• TUGAS YANG DIBERIKAN 1
Kutip tanpa perubahan bagian teks tentang ragam bahasa lisan dan tulis, dimulai dari "Bahasa lisan dan" dan diakhiri dengan "disamakan begitu saja[1].".
• TUGAS YANG DIBERIKAN 2
Teruskan teks tentang ragam bahasa lisan dan tulis, mulai setelah kalimat terakhirnya.

• TEKS BACAAN
————

Penulis menyadari bahwa makalah
ini masih banyak kekurangan karena keterbatasan waktu,
tenaga, dan pikiran. Untuk itu, kritik dan saran yang membangun sangat penulis
harapkan dari pembaca semuanya. Akhir kata penulis ucapkan terima kasih.
Penulis
BAB I
PENDAHULUAN
Bahasa merupakan alat komunikasi. Melalui bahasa, kita dapat
memberi maupun menerima informasi. Bahasa mencakup kedalam empat aspek penting,
yaitu: berbicara, mendengar, membaca, dan menulis. Seseorang yang menguasai
bahasa lisan secaraaktif belum tentu menguasai bahasa tulis secara aktif juga.
Betapa banyak orang yang pandai berbicara di depan umum, tetapi tidak mudah
menuangkan idenya dalam bentuk bahasa tulis. Demikian pula sebaliknya.
Bahasa lisan dan bahasa tulis merupakan dua ragam bahasa yang
sangat berbeda. Bahasa lisan dihasilkan oleh alat ucap dan unsur nonbahasa
lainnya, sedangkan bahasa tulis dihasilkan dengan penggunaan lambang bahasa
berupa tulisan. Bahasa lisan dikenal kali pertama oleh manusia ketika dia
mendengar orang disekitarnya berbicara, sedangkan bahasa tulis baru dikenal
setelah anak mengenal huruf. Bahkan, bahasa tulis baru dikenal ketika suatu
bangsa mengenal peradaban. Ini menyiratkan bahwa ragam lisan dan tulis tidak dapat
disamakan begitu saja[1].

————

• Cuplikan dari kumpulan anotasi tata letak

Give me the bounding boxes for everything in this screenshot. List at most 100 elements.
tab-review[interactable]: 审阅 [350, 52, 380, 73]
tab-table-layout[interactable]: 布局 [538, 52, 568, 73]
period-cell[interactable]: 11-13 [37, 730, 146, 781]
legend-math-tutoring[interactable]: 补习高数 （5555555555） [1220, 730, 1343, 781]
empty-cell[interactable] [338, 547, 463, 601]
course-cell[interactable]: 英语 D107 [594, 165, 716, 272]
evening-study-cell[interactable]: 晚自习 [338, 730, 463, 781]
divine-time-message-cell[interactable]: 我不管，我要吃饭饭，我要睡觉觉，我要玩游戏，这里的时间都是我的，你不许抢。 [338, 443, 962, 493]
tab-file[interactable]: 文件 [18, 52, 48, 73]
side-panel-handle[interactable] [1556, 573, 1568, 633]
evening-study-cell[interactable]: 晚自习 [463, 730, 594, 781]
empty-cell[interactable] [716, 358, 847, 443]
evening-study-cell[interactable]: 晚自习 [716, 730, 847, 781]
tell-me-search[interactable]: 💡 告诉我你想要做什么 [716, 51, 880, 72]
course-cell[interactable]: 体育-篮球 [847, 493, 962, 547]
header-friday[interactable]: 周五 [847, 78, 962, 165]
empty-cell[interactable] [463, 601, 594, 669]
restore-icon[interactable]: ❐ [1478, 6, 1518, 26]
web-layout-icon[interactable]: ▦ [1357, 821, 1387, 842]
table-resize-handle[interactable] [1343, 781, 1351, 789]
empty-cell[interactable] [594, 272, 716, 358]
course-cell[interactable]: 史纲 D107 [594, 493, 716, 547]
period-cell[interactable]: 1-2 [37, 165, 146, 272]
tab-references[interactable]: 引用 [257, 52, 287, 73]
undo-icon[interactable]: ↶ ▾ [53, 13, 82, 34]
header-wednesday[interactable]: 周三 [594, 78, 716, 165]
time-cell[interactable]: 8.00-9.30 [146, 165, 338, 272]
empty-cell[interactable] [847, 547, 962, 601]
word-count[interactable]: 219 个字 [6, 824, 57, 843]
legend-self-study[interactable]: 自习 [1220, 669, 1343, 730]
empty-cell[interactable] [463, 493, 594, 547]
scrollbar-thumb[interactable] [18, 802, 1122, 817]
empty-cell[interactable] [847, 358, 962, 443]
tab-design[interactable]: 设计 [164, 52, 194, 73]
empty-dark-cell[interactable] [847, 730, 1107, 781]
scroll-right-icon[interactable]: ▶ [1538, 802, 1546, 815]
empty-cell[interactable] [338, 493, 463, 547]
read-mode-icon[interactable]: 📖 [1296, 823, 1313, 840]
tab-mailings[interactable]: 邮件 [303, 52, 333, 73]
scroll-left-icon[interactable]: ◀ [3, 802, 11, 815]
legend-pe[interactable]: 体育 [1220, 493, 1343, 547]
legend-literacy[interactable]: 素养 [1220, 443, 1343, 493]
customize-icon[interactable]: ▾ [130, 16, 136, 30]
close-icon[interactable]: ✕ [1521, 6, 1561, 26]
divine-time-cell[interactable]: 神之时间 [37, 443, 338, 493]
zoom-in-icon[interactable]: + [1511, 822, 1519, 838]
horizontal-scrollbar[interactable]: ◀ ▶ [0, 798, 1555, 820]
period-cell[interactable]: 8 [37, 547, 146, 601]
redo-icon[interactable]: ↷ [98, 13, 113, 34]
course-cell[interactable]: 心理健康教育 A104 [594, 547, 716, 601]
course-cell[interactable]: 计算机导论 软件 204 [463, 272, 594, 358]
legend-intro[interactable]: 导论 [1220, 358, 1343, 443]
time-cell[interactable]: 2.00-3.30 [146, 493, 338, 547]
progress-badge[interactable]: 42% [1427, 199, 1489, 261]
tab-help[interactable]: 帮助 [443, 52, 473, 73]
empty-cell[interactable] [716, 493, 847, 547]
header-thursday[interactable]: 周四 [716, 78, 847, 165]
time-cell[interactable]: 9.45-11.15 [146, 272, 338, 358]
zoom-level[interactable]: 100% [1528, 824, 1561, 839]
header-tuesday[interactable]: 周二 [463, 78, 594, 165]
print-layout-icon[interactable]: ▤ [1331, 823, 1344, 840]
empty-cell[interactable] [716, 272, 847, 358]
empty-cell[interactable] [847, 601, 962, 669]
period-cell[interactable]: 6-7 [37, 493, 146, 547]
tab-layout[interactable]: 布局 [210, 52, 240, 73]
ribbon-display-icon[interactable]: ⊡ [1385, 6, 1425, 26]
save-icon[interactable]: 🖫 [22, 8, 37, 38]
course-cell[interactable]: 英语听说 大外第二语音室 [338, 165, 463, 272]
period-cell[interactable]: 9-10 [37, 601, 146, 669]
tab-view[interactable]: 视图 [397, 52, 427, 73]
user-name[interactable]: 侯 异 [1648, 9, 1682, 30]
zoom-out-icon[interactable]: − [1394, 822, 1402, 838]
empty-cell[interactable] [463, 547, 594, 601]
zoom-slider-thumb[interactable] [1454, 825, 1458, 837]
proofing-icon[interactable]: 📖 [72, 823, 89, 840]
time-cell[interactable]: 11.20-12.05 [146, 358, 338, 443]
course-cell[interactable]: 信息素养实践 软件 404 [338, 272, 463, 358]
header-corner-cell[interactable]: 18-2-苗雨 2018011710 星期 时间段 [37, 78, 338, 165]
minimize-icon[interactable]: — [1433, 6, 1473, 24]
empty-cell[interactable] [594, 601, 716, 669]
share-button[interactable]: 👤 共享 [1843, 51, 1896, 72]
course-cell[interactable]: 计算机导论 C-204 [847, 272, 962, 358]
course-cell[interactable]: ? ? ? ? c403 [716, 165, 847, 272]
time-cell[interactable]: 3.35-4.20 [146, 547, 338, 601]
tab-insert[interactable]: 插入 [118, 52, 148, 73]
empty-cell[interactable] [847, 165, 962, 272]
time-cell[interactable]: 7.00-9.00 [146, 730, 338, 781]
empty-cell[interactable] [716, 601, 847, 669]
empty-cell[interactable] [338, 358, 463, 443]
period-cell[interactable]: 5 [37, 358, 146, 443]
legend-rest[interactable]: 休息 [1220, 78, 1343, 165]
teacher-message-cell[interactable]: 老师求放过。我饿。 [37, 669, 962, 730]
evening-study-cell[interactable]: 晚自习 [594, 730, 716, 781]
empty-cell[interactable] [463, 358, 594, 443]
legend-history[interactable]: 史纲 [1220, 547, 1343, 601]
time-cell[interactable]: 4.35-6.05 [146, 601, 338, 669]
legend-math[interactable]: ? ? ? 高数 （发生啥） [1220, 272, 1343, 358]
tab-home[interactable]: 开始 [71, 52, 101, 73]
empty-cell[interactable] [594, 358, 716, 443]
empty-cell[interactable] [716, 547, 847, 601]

————

• JAWABAN 1
Bahasa lisan dan bahasa tulis merupakan dua ragam bahasa yang
sangat berbeda. Bahasa lisan dihasilkan oleh alat ucap dan unsur nonbahasa
lainnya, sedangkan bahasa tulis dihasilkan dengan penggunaan lambang bahasa
berupa tulisan. Bahasa lisan dikenal kali pertama oleh manusia ketika dia
mendengar orang disekitarnya berbicara, sedangkan bahasa tulis baru dikenal
setelah anak mengenal huruf. Bahkan, bahasa tulis baru dikenal ketika suatu
bangsa mengenal peradaban. Ini menyiratkan bahwa ragam lisan dan tulis tidak dapat
disamakan begitu saja[1].

• JAWABAN 2
Ketika berbicara, seseorang tidak memerlukan huruf, tanda baca,
paragraf, dan lain-lain. Seperti yang digunakan pada saat dia menulis. Demikian
pula, ketika menulis, seseorang tidak memerlukan unsur-unsur nonbahasa seperti
mimik, situasi, intonasi, dan sebagainya untuk mengungkapkan buah pikirannya.
Dalam penguasaan bahasa tulis, salah satu hal yang perlu diingat
ialah penguasaan menyusun paragraf yang baik. Seorang penulis dituntut untuk
menuangkan ide dan pikirannya secara teratur dan terorganisasi ke dalam
jenjang-jenjang tulisan: kata atau diksi, kalimat, paragraf, subbab, bab atau
wacana, dan buku. Tentu saja, seseorang tidak akan mampu membuat sebuah
paragraf jika tidak menguasai sistem ejaan, penggunaan kata, dan kalimat dengan
baik[2] .
Menulis juga merupakan salah satu aspek bahasa yang cukup sulit.
Dalam menulis, terdapat beragam aturan. Salah satunya adalah dalam penulisan
paragraf. Menyusun suatu paragraf yang baik harus memperhatikan beberapa aspek.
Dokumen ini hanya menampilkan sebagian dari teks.